(Items listed in a dataset)
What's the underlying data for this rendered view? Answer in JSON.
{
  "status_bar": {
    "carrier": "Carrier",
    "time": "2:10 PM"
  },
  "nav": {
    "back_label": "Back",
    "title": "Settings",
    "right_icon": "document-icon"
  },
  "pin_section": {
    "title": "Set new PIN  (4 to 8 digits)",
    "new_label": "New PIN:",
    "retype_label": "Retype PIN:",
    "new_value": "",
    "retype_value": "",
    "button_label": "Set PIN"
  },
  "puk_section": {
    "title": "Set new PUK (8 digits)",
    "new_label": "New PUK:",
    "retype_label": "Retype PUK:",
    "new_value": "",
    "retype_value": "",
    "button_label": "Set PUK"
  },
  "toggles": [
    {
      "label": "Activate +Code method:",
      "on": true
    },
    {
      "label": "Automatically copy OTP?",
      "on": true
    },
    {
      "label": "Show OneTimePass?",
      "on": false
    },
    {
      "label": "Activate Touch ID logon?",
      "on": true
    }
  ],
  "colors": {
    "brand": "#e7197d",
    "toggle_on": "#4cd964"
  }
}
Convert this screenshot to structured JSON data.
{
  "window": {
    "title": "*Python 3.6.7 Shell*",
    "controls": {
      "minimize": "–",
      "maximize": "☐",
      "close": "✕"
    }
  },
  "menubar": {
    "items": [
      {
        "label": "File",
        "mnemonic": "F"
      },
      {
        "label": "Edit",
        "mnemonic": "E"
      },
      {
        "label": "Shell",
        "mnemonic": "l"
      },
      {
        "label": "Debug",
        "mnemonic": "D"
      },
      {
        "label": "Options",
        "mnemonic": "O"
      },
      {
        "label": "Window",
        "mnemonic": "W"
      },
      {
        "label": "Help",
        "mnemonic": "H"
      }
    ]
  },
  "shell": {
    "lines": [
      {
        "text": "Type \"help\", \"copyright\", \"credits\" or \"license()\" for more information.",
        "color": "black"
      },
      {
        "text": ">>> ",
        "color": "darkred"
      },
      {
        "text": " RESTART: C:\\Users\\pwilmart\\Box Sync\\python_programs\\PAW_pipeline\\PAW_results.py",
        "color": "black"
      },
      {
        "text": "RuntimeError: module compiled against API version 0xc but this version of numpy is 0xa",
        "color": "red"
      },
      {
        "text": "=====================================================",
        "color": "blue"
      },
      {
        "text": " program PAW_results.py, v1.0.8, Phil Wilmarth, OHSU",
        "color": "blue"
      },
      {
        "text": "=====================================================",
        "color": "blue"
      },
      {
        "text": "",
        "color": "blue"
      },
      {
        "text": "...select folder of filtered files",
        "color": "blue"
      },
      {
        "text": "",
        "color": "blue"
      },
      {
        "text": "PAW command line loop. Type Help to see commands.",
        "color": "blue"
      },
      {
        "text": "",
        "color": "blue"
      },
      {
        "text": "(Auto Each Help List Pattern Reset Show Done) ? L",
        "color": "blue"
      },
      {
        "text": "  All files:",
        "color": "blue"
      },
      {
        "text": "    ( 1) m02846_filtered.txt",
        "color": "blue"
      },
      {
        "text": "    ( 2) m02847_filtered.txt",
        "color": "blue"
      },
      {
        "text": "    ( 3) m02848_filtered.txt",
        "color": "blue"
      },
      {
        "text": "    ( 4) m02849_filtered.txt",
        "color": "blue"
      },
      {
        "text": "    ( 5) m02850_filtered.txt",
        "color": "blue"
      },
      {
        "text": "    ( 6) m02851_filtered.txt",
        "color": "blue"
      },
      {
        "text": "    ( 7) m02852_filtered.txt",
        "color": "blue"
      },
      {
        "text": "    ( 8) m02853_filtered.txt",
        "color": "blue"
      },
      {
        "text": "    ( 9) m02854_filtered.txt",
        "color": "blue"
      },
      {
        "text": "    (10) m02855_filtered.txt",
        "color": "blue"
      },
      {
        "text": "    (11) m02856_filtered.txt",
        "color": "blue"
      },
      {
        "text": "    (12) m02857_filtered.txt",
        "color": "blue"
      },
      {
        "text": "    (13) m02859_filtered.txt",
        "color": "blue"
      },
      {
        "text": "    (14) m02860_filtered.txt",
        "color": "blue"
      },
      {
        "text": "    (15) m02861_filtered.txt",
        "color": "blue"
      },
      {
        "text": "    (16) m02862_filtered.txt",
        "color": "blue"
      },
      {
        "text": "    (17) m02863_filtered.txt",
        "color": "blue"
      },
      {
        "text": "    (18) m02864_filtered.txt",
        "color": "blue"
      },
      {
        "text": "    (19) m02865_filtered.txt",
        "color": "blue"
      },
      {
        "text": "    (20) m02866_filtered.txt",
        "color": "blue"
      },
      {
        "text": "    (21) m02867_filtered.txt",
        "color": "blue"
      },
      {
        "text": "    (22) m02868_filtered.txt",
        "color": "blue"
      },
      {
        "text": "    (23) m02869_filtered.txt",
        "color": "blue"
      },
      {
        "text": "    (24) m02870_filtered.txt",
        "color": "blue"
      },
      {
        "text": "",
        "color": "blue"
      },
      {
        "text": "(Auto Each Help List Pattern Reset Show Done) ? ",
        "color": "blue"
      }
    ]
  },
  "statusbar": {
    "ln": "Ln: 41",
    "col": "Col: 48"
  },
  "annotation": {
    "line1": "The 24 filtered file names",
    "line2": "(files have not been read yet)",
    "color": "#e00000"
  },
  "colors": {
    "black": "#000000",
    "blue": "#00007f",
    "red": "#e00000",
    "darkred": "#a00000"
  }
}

→ **REQUIREMENT**
Set down all of the records shown above once more, exactly.

→ **RESPONSE TO THE EXERCISE**
What's the underlying data for this rendered view? Answer in JSON.
{
  "status_bar": {
    "carrier": "Carrier",
    "time": "2:10 PM"
  },
  "nav": {
    "back_label": "Back",
    "title": "Settings",
    "right_icon": "document-icon"
  },
  "pin_section": {
    "title": "Set new PIN  (4 to 8 digits)",
    "new_label": "New PIN:",
    "retype_label": "Retype PIN:",
    "new_value": "",
    "retype_value": "",
    "button_label": "Set PIN"
  },
  "puk_section": {
    "title": "Set new PUK (8 digits)",
    "new_label": "New PUK:",
    "retype_label": "Retype PUK:",
    "new_value": "",
    "retype_value": "",
    "button_label": "Set PUK"
  },
  "toggles": [
    {
      "label": "Activate +Code method:",
      "on": true
    },
    {
      "label": "Automatically copy OTP?",
      "on": true
    },
    {
      "label": "Show OneTimePass?",
      "on": false
    },
    {
      "label": "Activate Touch ID logon?",
      "on": true
    }
  ],
  "colors": {
    "brand": "#e7197d",
    "toggle_on": "#4cd964"
  }
}
Convert this screenshot to structured JSON data.
{
  "window": {
    "title": "*Python 3.6.7 Shell*",
    "controls": {
      "minimize": "–",
      "maximize": "☐",
      "close": "✕"
    }
  },
  "menubar": {
    "items": [
      {
        "label": "File",
        "mnemonic": "F"
      },
      {
        "label": "Edit",
        "mnemonic": "E"
      },
      {
        "label": "Shell",
        "mnemonic": "l"
      },
      {
        "label": "Debug",
        "mnemonic": "D"
      },
      {
        "label": "Options",
        "mnemonic": "O"
      },
      {
        "label": "Window",
        "mnemonic": "W"
      },
      {
        "label": "Help",
        "mnemonic": "H"
      }
    ]
  },
  "shell": {
    "lines": [
      {
        "text": "Type \"help\", \"copyright\", \"credits\" or \"license()\" for more information.",
        "color": "black"
      },
      {
        "text": ">>> ",
        "color": "darkred"
      },
      {
        "text": " RESTART: C:\\Users\\pwilmart\\Box Sync\\python_programs\\PAW_pipeline\\PAW_results.py",
        "color": "black"
      },
      {
        "text": "RuntimeError: module compiled against API version 0xc but this version of numpy is 0xa",
        "color": "red"
      },
      {
        "text": "=====================================================",
        "color": "blue"
      },
      {
        "text": " program PAW_results.py, v1.0.8, Phil Wilmarth, OHSU",
        "color": "blue"
      },
      {
        "text": "=====================================================",
        "color": "blue"
      },
      {
        "text": "",
        "color": "blue"
      },
      {
        "text": "...select folder of filtered files",
        "color": "blue"
      },
      {
        "text": "",
        "color": "blue"
      },
      {
        "text": "PAW command line loop. Type Help to see commands.",
        "color": "blue"
      },
      {
        "text": "",
        "color": "blue"
      },
      {
        "text": "(Auto Each Help List Pattern Reset Show Done) ? L",
        "color": "blue"
      },
      {
        "text": "  All files:",
        "color": "blue"
      },
      {
        "text": "    ( 1) m02846_filtered.txt",
        "color": "blue"
      },
      {
        "text": "    ( 2) m02847_filtered.txt",
        "color": "blue"
      },
      {
        "text": "    ( 3) m02848_filtered.txt",
        "color": "blue"
      },
      {
        "text": "    ( 4) m02849_filtered.txt",
        "color": "blue"
      },
      {
        "text": "    ( 5) m02850_filtered.txt",
        "color": "blue"
      },
      {
        "text": "    ( 6) m02851_filtered.txt",
        "color": "blue"
      },
      {
        "text": "    ( 7) m02852_filtered.txt",
        "color": "blue"
      },
      {
        "text": "    ( 8) m02853_filtered.txt",
        "color": "blue"
      },
      {
        "text": "    ( 9) m02854_filtered.txt",
        "color": "blue"
      },
      {
        "text": "    (10) m02855_filtered.txt",
        "color": "blue"
      },
      {
        "text": "    (11) m02856_filtered.txt",
        "color": "blue"
      },
      {
        "text": "    (12) m02857_filtered.txt",
        "color": "blue"
      },
      {
        "text": "    (13) m02859_filtered.txt",
        "color": "blue"
      },
      {
        "text": "    (14) m02860_filtered.txt",
        "color": "blue"
      },
      {
        "text": "    (15) m02861_filtered.txt",
        "color": "blue"
      },
      {
        "text": "    (16) m02862_filtered.txt",
        "color": "blue"
      },
      {
        "text": "    (17) m02863_filtered.txt",
        "color": "blue"
      },
      {
        "text": "    (18) m02864_filtered.txt",
        "color": "blue"
      },
      {
        "text": "    (19) m02865_filtered.txt",
        "color": "blue"
      },
      {
        "text": "    (20) m02866_filtered.txt",
        "color": "blue"
      },
      {
        "text": "    (21) m02867_filtered.txt",
        "color": "blue"
      },
      {
        "text": "    (22) m02868_filtered.txt",
        "color": "blue"
      },
      {
        "text": "    (23) m02869_filtered.txt",
        "color": "blue"
      },
      {
        "text": "    (24) m02870_filtered.txt",
        "color": "blue"
      },
      {
        "text": "",
        "color": "blue"
      },
      {
        "text": "(Auto Each Help List Pattern Reset Show Done) ? ",
        "color": "blue"
      }
    ]
  },
  "statusbar": {
    "ln": "Ln: 41",
    "col": "Col: 48"
  },
  "annotation": {
    "line1": "The 24 filtered file names",
    "line2": "(files have not been read yet)",
    "color": "#e00000"
  },
  "colors": {
    "black": "#000000",
    "blue": "#00007f",
    "red": "#e00000",
    "darkred": "#a00000"
  }
}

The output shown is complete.